--- start ---

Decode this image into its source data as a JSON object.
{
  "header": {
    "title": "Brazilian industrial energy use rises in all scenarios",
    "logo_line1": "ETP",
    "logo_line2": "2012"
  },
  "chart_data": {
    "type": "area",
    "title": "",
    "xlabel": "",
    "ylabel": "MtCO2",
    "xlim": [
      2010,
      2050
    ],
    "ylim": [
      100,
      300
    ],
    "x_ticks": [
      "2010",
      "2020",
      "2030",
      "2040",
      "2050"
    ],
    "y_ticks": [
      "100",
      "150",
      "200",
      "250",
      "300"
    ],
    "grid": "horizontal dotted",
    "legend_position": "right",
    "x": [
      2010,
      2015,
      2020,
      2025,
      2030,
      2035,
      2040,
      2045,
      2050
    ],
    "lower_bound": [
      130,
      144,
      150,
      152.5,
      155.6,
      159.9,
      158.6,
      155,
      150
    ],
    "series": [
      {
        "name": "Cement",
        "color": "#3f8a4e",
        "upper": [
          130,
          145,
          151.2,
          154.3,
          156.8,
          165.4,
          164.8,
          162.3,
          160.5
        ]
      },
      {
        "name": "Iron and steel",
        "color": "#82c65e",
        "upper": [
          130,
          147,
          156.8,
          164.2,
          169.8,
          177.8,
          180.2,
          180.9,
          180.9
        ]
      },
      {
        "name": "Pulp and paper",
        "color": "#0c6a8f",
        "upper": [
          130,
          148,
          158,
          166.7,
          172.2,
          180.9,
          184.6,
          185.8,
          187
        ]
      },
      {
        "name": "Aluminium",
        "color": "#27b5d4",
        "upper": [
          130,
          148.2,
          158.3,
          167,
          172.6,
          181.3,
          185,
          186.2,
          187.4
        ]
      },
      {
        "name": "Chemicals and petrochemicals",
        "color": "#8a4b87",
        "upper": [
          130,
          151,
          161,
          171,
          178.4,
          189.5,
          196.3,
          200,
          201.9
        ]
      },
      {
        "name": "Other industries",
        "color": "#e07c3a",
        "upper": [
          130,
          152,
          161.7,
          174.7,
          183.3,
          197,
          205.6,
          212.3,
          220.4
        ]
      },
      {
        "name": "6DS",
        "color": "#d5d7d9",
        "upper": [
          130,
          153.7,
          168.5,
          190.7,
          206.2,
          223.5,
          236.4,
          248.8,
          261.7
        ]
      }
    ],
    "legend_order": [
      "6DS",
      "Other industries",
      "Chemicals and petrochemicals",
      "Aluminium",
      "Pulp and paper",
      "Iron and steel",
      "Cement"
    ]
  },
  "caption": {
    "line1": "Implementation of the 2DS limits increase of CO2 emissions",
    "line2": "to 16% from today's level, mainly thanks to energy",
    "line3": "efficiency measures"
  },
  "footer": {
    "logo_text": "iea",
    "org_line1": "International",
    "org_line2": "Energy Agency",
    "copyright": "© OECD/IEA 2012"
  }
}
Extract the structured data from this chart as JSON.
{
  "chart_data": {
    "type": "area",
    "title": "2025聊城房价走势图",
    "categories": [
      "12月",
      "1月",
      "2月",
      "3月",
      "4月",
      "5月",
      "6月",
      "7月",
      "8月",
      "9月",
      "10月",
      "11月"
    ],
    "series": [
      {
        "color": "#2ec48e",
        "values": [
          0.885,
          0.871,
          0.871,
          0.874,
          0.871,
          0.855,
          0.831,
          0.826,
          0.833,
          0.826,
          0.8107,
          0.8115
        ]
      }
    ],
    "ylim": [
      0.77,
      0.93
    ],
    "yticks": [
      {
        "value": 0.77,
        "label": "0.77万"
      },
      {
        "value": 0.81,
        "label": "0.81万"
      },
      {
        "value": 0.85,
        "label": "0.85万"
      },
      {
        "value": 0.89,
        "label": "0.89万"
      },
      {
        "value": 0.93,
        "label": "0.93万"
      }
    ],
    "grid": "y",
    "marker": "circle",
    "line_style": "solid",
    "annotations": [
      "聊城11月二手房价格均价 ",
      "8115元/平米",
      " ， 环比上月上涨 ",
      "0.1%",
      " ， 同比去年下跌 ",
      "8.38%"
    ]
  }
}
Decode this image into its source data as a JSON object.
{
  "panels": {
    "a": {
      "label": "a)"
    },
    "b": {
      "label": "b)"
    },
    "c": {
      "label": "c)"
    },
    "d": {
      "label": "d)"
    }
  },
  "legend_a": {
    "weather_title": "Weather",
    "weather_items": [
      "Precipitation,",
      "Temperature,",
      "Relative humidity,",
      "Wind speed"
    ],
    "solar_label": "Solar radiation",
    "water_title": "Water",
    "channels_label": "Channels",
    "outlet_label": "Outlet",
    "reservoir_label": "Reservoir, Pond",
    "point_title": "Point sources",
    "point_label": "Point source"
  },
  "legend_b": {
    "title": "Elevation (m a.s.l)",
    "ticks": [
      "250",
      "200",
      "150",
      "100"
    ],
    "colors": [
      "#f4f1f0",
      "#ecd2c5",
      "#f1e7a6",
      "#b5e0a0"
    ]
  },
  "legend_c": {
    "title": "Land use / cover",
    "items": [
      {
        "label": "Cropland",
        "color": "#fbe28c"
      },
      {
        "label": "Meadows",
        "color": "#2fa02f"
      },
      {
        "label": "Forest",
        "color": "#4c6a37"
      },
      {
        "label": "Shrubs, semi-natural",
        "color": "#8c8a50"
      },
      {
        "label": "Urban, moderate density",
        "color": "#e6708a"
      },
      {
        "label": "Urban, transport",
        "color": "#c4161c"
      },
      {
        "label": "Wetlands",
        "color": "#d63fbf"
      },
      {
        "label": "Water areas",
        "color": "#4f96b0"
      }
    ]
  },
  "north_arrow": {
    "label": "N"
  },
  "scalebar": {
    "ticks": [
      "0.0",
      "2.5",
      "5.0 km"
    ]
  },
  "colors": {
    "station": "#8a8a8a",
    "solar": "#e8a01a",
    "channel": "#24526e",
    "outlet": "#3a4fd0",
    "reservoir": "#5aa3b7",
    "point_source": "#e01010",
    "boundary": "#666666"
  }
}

--- end ---

Aim of the task:
Return all of the entries exactly as written.

Output below:
Decode this image into its source data as a JSON object.
{
  "header": {
    "title": "Brazilian industrial energy use rises in all scenarios",
    "logo_line1": "ETP",
    "logo_line2": "2012"
  },
  "chart_data": {
    "type": "area",
    "title": "",
    "xlabel": "",
    "ylabel": "MtCO2",
    "xlim": [
      2010,
      2050
    ],
    "ylim": [
      100,
      300
    ],
    "x_ticks": [
      "2010",
      "2020",
      "2030",
      "2040",
      "2050"
    ],
    "y_ticks": [
      "100",
      "150",
      "200",
      "250",
      "300"
    ],
    "grid": "horizontal dotted",
    "legend_position": "right",
    "x": [
      2010,
      2015,
      2020,
      2025,
      2030,
      2035,
      2040,
      2045,
      2050
    ],
    "lower_bound": [
      130,
      144,
      150,
      152.5,
      155.6,
      159.9,
      158.6,
      155,
      150
    ],
    "series": [
      {
        "name": "Cement",
        "color": "#3f8a4e",
        "upper": [
          130,
          145,
          151.2,
          154.3,
          156.8,
          165.4,
          164.8,
          162.3,
          160.5
        ]
      },
      {
        "name": "Iron and steel",
        "color": "#82c65e",
        "upper": [
          130,
          147,
          156.8,
          164.2,
          169.8,
          177.8,
          180.2,
          180.9,
          180.9
        ]
      },
      {
        "name": "Pulp and paper",
        "color": "#0c6a8f",
        "upper": [
          130,
          148,
          158,
          166.7,
          172.2,
          180.9,
          184.6,
          185.8,
          187
        ]
      },
      {
        "name": "Aluminium",
        "color": "#27b5d4",
        "upper": [
          130,
          148.2,
          158.3,
          167,
          172.6,
          181.3,
          185,
          186.2,
          187.4
        ]
      },
      {
        "name": "Chemicals and petrochemicals",
        "color": "#8a4b87",
        "upper": [
          130,
          151,
          161,
          171,
          178.4,
          189.5,
          196.3,
          200,
          201.9
        ]
      },
      {
        "name": "Other industries",
        "color": "#e07c3a",
        "upper": [
          130,
          152,
          161.7,
          174.7,
          183.3,
          197,
          205.6,
          212.3,
          220.4
        ]
      },
      {
        "name": "6DS",
        "color": "#d5d7d9",
        "upper": [
          130,
          153.7,
          168.5,
          190.7,
          206.2,
          223.5,
          236.4,
          248.8,
          261.7
        ]
      }
    ],
    "legend_order": [
      "6DS",
      "Other industries",
      "Chemicals and petrochemicals",
      "Aluminium",
      "Pulp and paper",
      "Iron and steel",
      "Cement"
    ]
  },
  "caption": {
    "line1": "Implementation of the 2DS limits increase of CO2 emissions",
    "line2": "to 16% from today's level, mainly thanks to energy",
    "line3": "efficiency measures"
  },
  "footer": {
    "logo_text": "iea",
    "org_line1": "International",
    "org_line2": "Energy Agency",
    "copyright": "© OECD/IEA 2012"
  }
}
Extract the structured data from this chart as JSON.
{
  "chart_data": {
    "type": "area",
    "title": "2025聊城房价走势图",
    "categories": [
      "12月",
      "1月",
      "2月",
      "3月",
      "4月",
      "5月",
      "6月",
      "7月",
      "8月",
      "9月",
      "10月",
      "11月"
    ],
    "series": [
      {
        "color": "#2ec48e",
        "values": [
          0.885,
          0.871,
          0.871,
          0.874,
          0.871,
          0.855,
          0.831,
          0.826,
          0.833,
          0.826,
          0.8107,
          0.8115
        ]
      }
    ],
    "ylim": [
      0.77,
      0.93
    ],
    "yticks": [
      {
        "value": 0.77,
        "label": "0.77万"
      },
      {
        "value": 0.81,
        "label": "0.81万"
      },
      {
        "value": 0.85,
        "label": "0.85万"
      },
      {
        "value": 0.89,
        "label": "0.89万"
      },
      {
        "value": 0.93,
        "label": "0.93万"
      }
    ],
    "grid": "y",
    "marker": "circle",
    "line_style": "solid",
    "annotations": [
      "聊城11月二手房价格均价 ",
      "8115元/平米",
      " ， 环比上月上涨 ",
      "0.1%",
      " ， 同比去年下跌 ",
      "8.38%"
    ]
  }
}
Decode this image into its source data as a JSON object.
{
  "panels": {
    "a": {
      "label": "a)"
    },
    "b": {
      "label": "b)"
    },
    "c": {
      "label": "c)"
    },
    "d": {
      "label": "d)"
    }
  },
  "legend_a": {
    "weather_title": "Weather",
    "weather_items": [
      "Precipitation,",
      "Temperature,",
      "Relative humidity,",
      "Wind speed"
    ],
    "solar_label": "Solar radiation",
    "water_title": "Water",
    "channels_label": "Channels",
    "outlet_label": "Outlet",
    "reservoir_label": "Reservoir, Pond",
    "point_title": "Point sources",
    "point_label": "Point source"
  },
  "legend_b": {
    "title": "Elevation (m a.s.l)",
    "ticks": [
      "250",
      "200",
      "150",
      "100"
    ],
    "colors": [
      "#f4f1f0",
      "#ecd2c5",
      "#f1e7a6",
      "#b5e0a0"
    ]
  },
  "legend_c": {
    "title": "Land use / cover",
    "items": [
      {
        "label": "Cropland",
        "color": "#fbe28c"
      },
      {
        "label": "Meadows",
        "color": "#2fa02f"
      },
      {
        "label": "Forest",
        "color": "#4c6a37"
      },
      {
        "label": "Shrubs, semi-natural",
        "color": "#8c8a50"
      },
      {
        "label": "Urban, moderate density",
        "color": "#e6708a"
      },
      {
        "label": "Urban, transport",
        "color": "#c4161c"
      },
      {
        "label": "Wetlands",
        "color": "#d63fbf"
      },
      {
        "label": "Water areas",
        "color": "#4f96b0"
      }
    ]
  },
  "north_arrow": {
    "label": "N"
  },
  "scalebar": {
    "ticks": [
      "0.0",
      "2.5",
      "5.0 km"
    ]
  },
  "colors": {
    "station": "#8a8a8a",
    "solar": "#e8a01a",
    "channel": "#24526e",
    "outlet": "#3a4fd0",
    "reservoir": "#5aa3b7",
    "point_source": "#e01010",
    "boundary": "#666666"
  }
}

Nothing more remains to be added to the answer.